Annotated element entries:
+++

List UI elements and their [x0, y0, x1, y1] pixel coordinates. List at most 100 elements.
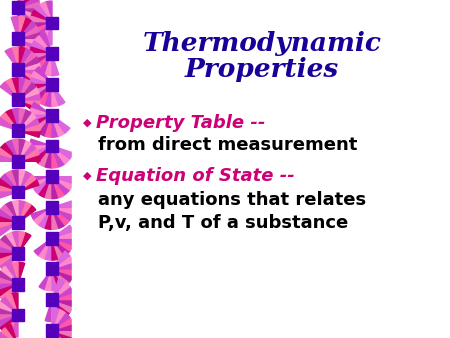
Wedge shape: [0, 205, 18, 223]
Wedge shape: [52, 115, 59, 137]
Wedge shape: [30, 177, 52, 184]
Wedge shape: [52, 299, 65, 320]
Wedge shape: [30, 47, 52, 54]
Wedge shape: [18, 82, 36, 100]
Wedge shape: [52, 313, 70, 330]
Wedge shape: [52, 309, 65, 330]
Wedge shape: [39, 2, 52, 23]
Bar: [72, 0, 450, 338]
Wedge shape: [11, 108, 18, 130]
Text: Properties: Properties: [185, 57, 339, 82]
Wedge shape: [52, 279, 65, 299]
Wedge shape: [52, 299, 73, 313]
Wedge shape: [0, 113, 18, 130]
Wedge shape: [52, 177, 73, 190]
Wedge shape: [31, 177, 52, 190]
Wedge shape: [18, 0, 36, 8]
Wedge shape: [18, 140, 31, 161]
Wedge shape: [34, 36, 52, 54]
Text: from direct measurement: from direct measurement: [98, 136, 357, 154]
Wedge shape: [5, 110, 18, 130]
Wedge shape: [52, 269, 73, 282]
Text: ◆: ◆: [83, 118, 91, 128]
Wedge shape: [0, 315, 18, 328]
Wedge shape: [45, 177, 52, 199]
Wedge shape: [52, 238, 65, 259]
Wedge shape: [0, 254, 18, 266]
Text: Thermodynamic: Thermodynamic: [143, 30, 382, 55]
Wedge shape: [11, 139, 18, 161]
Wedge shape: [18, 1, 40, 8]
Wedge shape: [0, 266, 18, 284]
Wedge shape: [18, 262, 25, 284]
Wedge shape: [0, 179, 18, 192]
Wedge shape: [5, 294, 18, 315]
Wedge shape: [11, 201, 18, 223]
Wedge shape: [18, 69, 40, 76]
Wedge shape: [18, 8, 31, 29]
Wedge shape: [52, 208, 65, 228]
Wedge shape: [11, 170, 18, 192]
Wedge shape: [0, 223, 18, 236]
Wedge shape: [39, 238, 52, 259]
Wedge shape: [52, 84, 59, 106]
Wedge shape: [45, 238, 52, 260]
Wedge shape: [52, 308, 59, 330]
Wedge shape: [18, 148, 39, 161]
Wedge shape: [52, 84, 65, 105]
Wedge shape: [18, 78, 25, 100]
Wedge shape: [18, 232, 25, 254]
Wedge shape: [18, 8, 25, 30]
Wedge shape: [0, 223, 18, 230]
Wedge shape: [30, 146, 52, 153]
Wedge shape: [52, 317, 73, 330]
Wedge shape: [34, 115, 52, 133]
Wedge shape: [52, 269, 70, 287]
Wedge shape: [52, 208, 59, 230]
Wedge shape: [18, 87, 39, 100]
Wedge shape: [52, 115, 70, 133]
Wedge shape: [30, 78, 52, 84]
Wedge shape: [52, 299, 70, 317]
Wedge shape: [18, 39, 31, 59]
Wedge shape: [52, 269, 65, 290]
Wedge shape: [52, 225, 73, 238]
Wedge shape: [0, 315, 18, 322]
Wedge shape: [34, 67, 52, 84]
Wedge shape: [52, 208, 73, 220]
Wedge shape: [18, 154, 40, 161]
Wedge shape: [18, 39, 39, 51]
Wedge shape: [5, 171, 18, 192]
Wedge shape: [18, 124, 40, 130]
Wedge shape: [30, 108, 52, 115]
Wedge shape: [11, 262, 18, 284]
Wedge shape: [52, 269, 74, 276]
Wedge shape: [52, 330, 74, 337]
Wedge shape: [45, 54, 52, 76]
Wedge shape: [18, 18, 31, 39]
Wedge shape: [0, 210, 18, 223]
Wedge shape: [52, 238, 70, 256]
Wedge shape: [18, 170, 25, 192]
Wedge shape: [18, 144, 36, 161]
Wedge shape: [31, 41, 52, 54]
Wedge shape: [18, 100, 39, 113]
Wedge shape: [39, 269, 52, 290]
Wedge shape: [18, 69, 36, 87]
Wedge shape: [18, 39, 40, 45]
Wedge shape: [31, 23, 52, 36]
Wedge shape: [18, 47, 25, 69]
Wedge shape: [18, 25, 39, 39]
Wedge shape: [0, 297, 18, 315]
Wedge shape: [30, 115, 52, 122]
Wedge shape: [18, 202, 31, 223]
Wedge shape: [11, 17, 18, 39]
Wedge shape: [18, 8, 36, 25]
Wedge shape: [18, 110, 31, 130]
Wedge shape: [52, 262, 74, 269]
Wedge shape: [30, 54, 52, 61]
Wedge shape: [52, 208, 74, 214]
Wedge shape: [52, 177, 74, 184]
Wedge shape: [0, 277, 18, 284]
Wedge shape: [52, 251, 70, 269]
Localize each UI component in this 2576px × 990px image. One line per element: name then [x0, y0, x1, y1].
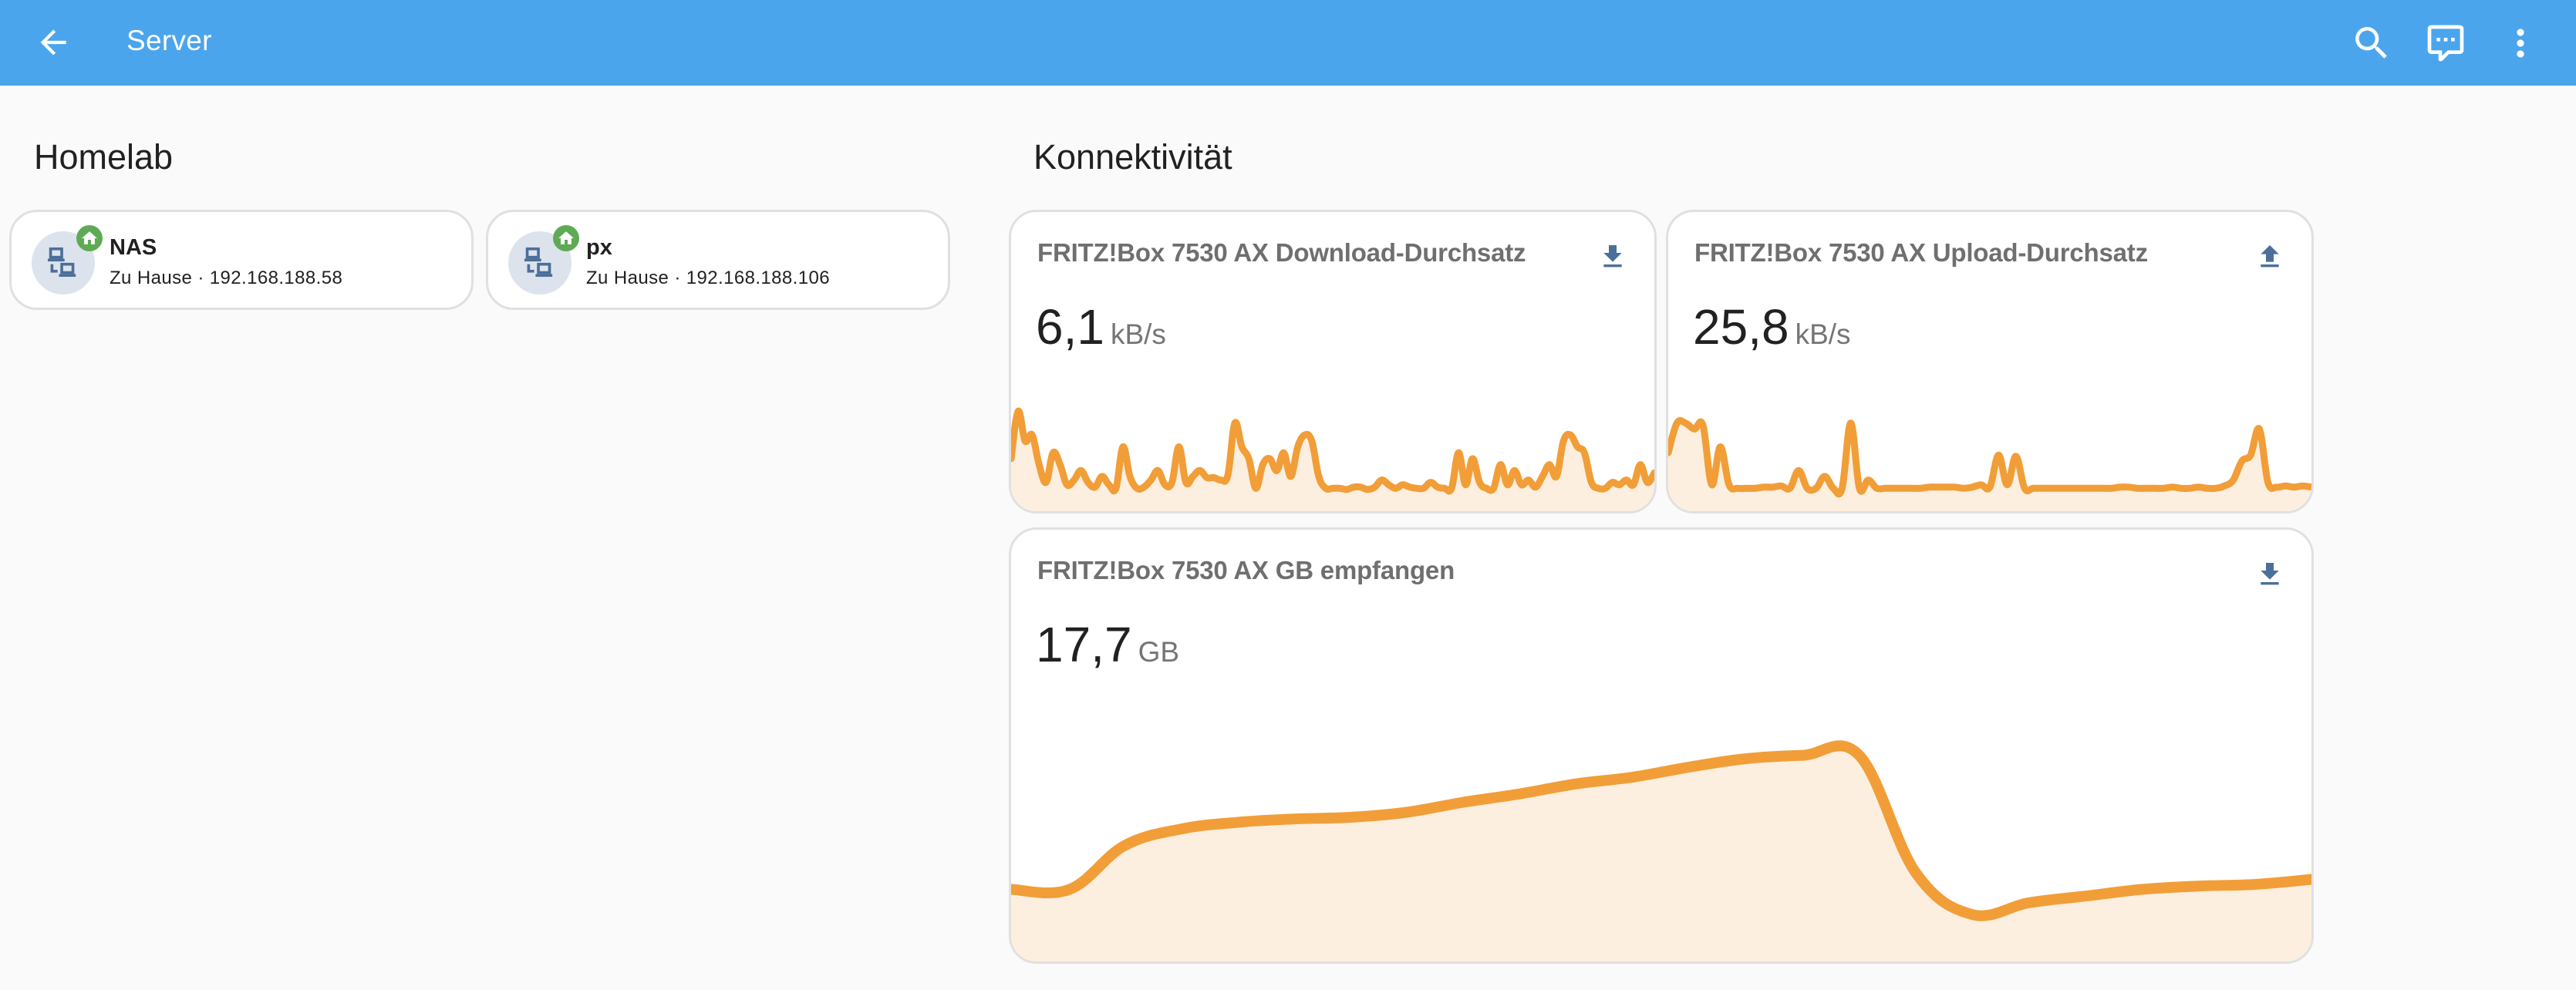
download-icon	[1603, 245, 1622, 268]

+++

WHAT TO DO: Update the items above by replacing every "Wedge shape" with "Triangle" and changing nothing else, then write them out again without the picture lines.

EXERCISE SOLUTION:
List UI elements and their [x0, y0, x1, y1] pixel coordinates. List at most 100 elements.
Triangle: [0, 205, 18, 223]
Triangle: [52, 115, 59, 137]
Triangle: [30, 177, 52, 184]
Triangle: [52, 299, 65, 320]
Triangle: [30, 47, 52, 54]
Triangle: [18, 82, 36, 100]
Triangle: [52, 313, 70, 330]
Triangle: [52, 309, 65, 330]
Triangle: [39, 2, 52, 23]
Bar: [72, 0, 450, 338]
Triangle: [11, 108, 18, 130]
Text: Properties: Properties: [185, 57, 339, 82]
Triangle: [52, 279, 65, 299]
Triangle: [52, 299, 73, 313]
Triangle: [0, 113, 18, 130]
Triangle: [52, 177, 73, 190]
Triangle: [31, 177, 52, 190]
Triangle: [18, 0, 36, 8]
Triangle: [18, 140, 31, 161]
Triangle: [34, 36, 52, 54]
Text: from direct measurement: from direct measurement: [98, 136, 357, 154]
Triangle: [5, 110, 18, 130]
Triangle: [52, 269, 73, 282]
Text: ◆: ◆: [83, 118, 91, 128]
Triangle: [0, 315, 18, 328]
Triangle: [45, 177, 52, 199]
Triangle: [52, 238, 65, 259]
Triangle: [0, 254, 18, 266]
Text: Thermodynamic: Thermodynamic: [143, 30, 382, 55]
Triangle: [11, 139, 18, 161]
Triangle: [18, 1, 40, 8]
Triangle: [0, 266, 18, 284]
Triangle: [18, 262, 25, 284]
Triangle: [0, 179, 18, 192]
Triangle: [5, 294, 18, 315]
Triangle: [11, 201, 18, 223]
Triangle: [18, 69, 40, 76]
Triangle: [18, 8, 31, 29]
Triangle: [52, 208, 65, 228]
Triangle: [11, 170, 18, 192]
Triangle: [0, 223, 18, 236]
Triangle: [39, 238, 52, 259]
Triangle: [52, 84, 59, 106]
Triangle: [45, 238, 52, 260]
Triangle: [52, 308, 59, 330]
Triangle: [18, 148, 39, 161]
Triangle: [52, 84, 65, 105]
Triangle: [18, 78, 25, 100]
Triangle: [18, 232, 25, 254]
Triangle: [18, 8, 25, 30]
Triangle: [0, 223, 18, 230]
Triangle: [30, 146, 52, 153]
Triangle: [52, 317, 73, 330]
Triangle: [34, 115, 52, 133]
Triangle: [52, 269, 70, 287]
Triangle: [52, 208, 59, 230]
Triangle: [18, 87, 39, 100]
Triangle: [52, 115, 70, 133]
Triangle: [30, 78, 52, 84]
Triangle: [52, 299, 70, 317]
Triangle: [18, 39, 31, 59]
Triangle: [52, 269, 65, 290]
Triangle: [52, 225, 73, 238]
Triangle: [0, 315, 18, 322]
Triangle: [34, 67, 52, 84]
Triangle: [52, 208, 73, 220]
Triangle: [18, 154, 40, 161]
Triangle: [18, 39, 39, 51]
Triangle: [5, 171, 18, 192]
Triangle: [18, 124, 40, 130]
Triangle: [30, 108, 52, 115]
Triangle: [11, 262, 18, 284]
Triangle: [52, 269, 74, 276]
Triangle: [52, 330, 74, 337]
Triangle: [45, 54, 52, 76]
Triangle: [18, 18, 31, 39]
Triangle: [0, 210, 18, 223]
Triangle: [52, 238, 70, 256]
Triangle: [18, 170, 25, 192]
Triangle: [18, 144, 36, 161]
Triangle: [31, 41, 52, 54]
Triangle: [18, 100, 39, 113]
Triangle: [39, 269, 52, 290]
Triangle: [18, 69, 36, 87]
Triangle: [18, 39, 40, 45]
Triangle: [31, 23, 52, 36]
Triangle: [18, 47, 25, 69]
Triangle: [18, 25, 39, 39]
Triangle: [0, 297, 18, 315]
Triangle: [30, 115, 52, 122]
Triangle: [18, 202, 31, 223]
Triangle: [11, 17, 18, 39]
Triangle: [18, 8, 36, 25]
Triangle: [18, 110, 31, 130]
Triangle: [52, 262, 74, 269]
Triangle: [30, 54, 52, 61]
Triangle: [52, 208, 74, 214]
Triangle: [52, 177, 74, 184]
Triangle: [0, 277, 18, 284]
Triangle: [52, 251, 70, 269]
Localize each UI component in this 2576px × 990px image. One line per element: name then [x0, y0, x1, y1].
download-icon	[1603, 245, 1622, 268]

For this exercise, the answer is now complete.